- _Data for this task_:
%%

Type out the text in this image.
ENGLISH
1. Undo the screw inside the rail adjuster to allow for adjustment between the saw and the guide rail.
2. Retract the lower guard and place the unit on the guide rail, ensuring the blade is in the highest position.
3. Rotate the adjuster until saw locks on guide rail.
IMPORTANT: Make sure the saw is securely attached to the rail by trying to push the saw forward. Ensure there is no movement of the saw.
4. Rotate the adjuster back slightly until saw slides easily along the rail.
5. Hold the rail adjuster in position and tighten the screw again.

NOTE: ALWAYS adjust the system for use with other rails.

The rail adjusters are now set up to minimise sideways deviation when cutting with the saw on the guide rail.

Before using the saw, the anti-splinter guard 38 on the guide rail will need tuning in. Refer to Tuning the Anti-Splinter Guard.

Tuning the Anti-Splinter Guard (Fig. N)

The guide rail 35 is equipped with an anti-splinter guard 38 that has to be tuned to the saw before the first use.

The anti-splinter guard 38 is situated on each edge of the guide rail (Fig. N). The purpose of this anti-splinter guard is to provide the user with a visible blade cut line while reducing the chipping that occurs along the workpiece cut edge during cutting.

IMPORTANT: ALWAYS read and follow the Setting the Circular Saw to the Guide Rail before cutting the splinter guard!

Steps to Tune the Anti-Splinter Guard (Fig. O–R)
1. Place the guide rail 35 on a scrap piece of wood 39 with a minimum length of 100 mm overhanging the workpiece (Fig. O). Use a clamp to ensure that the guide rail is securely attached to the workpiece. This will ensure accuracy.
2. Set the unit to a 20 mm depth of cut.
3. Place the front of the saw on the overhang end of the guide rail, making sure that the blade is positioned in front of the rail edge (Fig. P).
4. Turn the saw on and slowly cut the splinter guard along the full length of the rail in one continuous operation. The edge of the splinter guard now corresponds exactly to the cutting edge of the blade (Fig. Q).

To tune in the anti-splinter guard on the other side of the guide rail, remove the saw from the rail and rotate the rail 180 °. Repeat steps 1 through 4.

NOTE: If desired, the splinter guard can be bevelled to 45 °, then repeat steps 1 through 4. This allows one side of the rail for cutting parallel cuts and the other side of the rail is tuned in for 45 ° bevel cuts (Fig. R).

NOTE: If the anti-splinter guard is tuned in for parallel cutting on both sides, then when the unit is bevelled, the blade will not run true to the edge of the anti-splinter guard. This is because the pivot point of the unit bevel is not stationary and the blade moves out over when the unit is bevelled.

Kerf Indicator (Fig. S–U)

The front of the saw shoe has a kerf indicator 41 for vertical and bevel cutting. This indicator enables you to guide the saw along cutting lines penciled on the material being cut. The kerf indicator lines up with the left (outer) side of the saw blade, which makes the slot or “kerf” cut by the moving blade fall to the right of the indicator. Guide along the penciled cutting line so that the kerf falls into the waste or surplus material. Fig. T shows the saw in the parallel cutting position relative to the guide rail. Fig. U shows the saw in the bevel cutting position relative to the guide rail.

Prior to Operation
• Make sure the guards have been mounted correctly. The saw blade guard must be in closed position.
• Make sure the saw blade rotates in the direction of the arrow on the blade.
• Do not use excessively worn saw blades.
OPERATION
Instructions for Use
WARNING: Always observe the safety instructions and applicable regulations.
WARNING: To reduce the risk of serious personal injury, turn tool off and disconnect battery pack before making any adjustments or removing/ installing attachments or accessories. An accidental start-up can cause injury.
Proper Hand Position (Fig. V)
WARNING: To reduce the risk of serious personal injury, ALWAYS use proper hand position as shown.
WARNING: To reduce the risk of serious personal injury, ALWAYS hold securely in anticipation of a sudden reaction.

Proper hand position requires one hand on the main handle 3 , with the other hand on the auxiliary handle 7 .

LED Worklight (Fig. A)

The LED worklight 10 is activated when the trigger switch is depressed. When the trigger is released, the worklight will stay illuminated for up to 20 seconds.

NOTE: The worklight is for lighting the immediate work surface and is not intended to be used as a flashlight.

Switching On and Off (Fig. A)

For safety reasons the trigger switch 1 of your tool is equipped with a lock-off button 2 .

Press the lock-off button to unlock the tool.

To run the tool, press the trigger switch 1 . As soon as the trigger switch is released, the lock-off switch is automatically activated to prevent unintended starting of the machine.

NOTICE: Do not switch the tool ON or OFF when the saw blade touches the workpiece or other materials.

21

%%

- _Directive_:
Copy all lines of the listing above that contain the string "IMPORTANT".

- _Full output_:
IMPORTANT: Make sure the saw is securely attached to the rail by trying to push the saw forward. Ensure there is no movement of the saw.
IMPORTANT: ALWAYS read and follow the Setting the Circular Saw to the Guide Rail before cutting the splinter guard!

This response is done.